##### Records shown
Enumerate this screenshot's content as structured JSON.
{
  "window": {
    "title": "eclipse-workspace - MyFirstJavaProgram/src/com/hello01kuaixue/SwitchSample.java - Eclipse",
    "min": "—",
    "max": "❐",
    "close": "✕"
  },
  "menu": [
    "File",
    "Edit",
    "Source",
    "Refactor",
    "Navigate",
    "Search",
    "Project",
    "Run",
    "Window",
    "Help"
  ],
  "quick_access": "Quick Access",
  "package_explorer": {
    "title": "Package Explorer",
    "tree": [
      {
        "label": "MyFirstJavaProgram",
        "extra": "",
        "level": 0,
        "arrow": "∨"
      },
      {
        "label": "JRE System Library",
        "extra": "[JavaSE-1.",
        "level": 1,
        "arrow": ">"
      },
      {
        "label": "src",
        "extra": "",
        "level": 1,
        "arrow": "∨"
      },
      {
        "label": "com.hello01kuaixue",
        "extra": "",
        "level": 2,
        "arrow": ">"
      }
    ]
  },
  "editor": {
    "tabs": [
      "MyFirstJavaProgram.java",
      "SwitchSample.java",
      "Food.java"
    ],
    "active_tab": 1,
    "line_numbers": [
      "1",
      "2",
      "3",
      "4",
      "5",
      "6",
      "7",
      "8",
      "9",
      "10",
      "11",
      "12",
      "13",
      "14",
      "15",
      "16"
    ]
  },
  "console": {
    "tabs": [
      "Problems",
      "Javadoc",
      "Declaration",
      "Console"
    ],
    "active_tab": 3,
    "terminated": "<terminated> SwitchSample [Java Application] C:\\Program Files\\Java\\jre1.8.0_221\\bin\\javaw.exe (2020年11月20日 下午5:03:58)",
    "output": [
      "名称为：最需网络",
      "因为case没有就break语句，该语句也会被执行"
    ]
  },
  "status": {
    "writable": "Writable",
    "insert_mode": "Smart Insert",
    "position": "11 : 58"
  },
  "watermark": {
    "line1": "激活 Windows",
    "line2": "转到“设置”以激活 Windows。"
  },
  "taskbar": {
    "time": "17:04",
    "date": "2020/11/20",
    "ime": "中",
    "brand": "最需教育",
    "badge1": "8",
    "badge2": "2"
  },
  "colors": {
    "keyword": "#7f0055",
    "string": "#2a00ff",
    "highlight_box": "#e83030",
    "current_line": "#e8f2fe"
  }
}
##########
• Task statement: The records above should be repeated in full, exactly as given.

• Correct result:
Enumerate this screenshot's content as structured JSON.
{
  "window": {
    "title": "eclipse-workspace - MyFirstJavaProgram/src/com/hello01kuaixue/SwitchSample.java - Eclipse",
    "min": "—",
    "max": "❐",
    "close": "✕"
  },
  "menu": [
    "File",
    "Edit",
    "Source",
    "Refactor",
    "Navigate",
    "Search",
    "Project",
    "Run",
    "Window",
    "Help"
  ],
  "quick_access": "Quick Access",
  "package_explorer": {
    "title": "Package Explorer",
    "tree": [
      {
        "label": "MyFirstJavaProgram",
        "extra": "",
        "level": 0,
        "arrow": "∨"
      },
      {
        "label": "JRE System Library",
        "extra": "[JavaSE-1.",
        "level": 1,
        "arrow": ">"
      },
      {
        "label": "src",
        "extra": "",
        "level": 1,
        "arrow": "∨"
      },
      {
        "label": "com.hello01kuaixue",
        "extra": "",
        "level": 2,
        "arrow": ">"
      }
    ]
  },
  "editor": {
    "tabs": [
      "MyFirstJavaProgram.java",
      "SwitchSample.java",
      "Food.java"
    ],
    "active_tab": 1,
    "line_numbers": [
      "1",
      "2",
      "3",
      "4",
      "5",
      "6",
      "7",
      "8",
      "9",
      "10",
      "11",
      "12",
      "13",
      "14",
      "15",
      "16"
    ]
  },
  "console": {
    "tabs": [
      "Problems",
      "Javadoc",
      "Declaration",
      "Console"
    ],
    "active_tab": 3,
    "terminated": "<terminated> SwitchSample [Java Application] C:\\Program Files\\Java\\jre1.8.0_221\\bin\\javaw.exe (2020年11月20日 下午5:03:58)",
    "output": [
      "名称为：最需网络",
      "因为case没有就break语句，该语句也会被执行"
    ]
  },
  "status": {
    "writable": "Writable",
    "insert_mode": "Smart Insert",
    "position": "11 : 58"
  },
  "watermark": {
    "line1": "激活 Windows",
    "line2": "转到“设置”以激活 Windows。"
  },
  "taskbar": {
    "time": "17:04",
    "date": "2020/11/20",
    "ime": "中",
    "brand": "最需教育",
    "badge1": "8",
    "badge2": "2"
  },
  "colors": {
    "keyword": "#7f0055",
    "string": "#2a00ff",
    "highlight_box": "#e83030",
    "current_line": "#e8f2fe"
  }
}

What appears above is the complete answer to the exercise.